# [Work to do]
Copy all entries without alteration and skip the pictures they hold.

<<<<

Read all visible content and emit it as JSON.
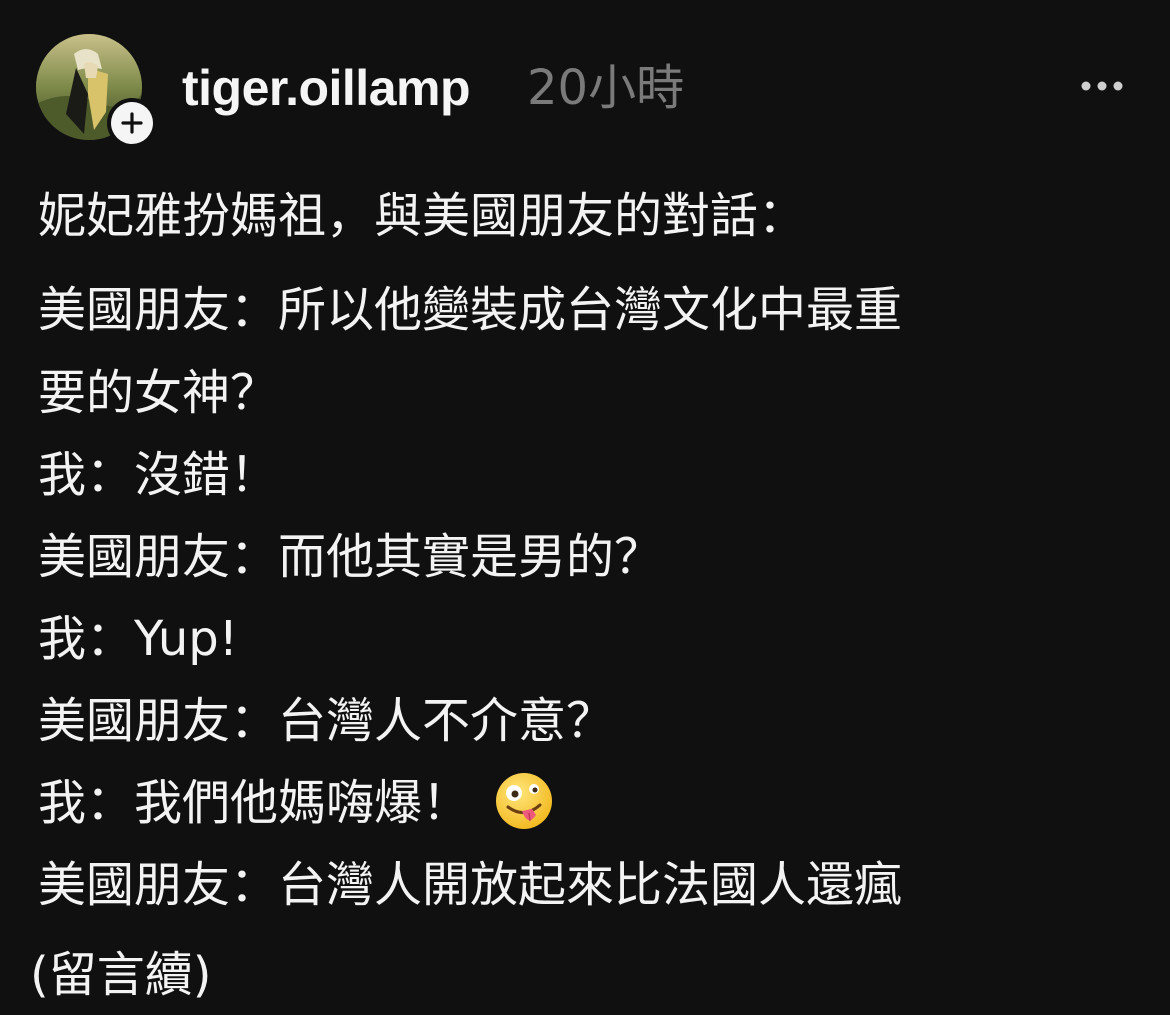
{
  "post": {
    "author": {
      "username": "tiger.oillamp",
      "avatar_icon": "profile-avatar",
      "follow_icon": "plus-icon"
    },
    "timestamp": "20小時",
    "more_icon": "more-horizontal-icon",
    "title_line": "妮妃雅扮媽祖，與美國朋友的對話：",
    "dialogue": [
      "美國朋友：所以他變裝成台灣文化中最重",
      "要的女神？",
      "我：沒錯！",
      "美國朋友：而他其實是男的？",
      "我：Yup!",
      "美國朋友：台灣人不介意？",
      "我：我們他媽嗨爆！",
      "美國朋友：台灣人開放起來比法國人還瘋"
    ],
    "emoji": "zany-face",
    "continued_text": "(留言續)"
  },
  "colors": {
    "background": "#101010",
    "text": "#f3f3f3",
    "muted": "#7a7a7a"
  }
}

>>>>

# [Task response]
Read all visible content and emit it as JSON.
{
  "post": {
    "author": {
      "username": "tiger.oillamp",
      "avatar_icon": "profile-avatar",
      "follow_icon": "plus-icon"
    },
    "timestamp": "20小時",
    "more_icon": "more-horizontal-icon",
    "title_line": "妮妃雅扮媽祖，與美國朋友的對話：",
    "dialogue": [
      "美國朋友：所以他變裝成台灣文化中最重",
      "要的女神？",
      "我：沒錯！",
      "美國朋友：而他其實是男的？",
      "我：Yup!",
      "美國朋友：台灣人不介意？",
      "我：我們他媽嗨爆！",
      "美國朋友：台灣人開放起來比法國人還瘋"
    ],
    "emoji": "zany-face",
    "continued_text": "(留言續)"
  },
  "colors": {
    "background": "#101010",
    "text": "#f3f3f3",
    "muted": "#7a7a7a"
  }
}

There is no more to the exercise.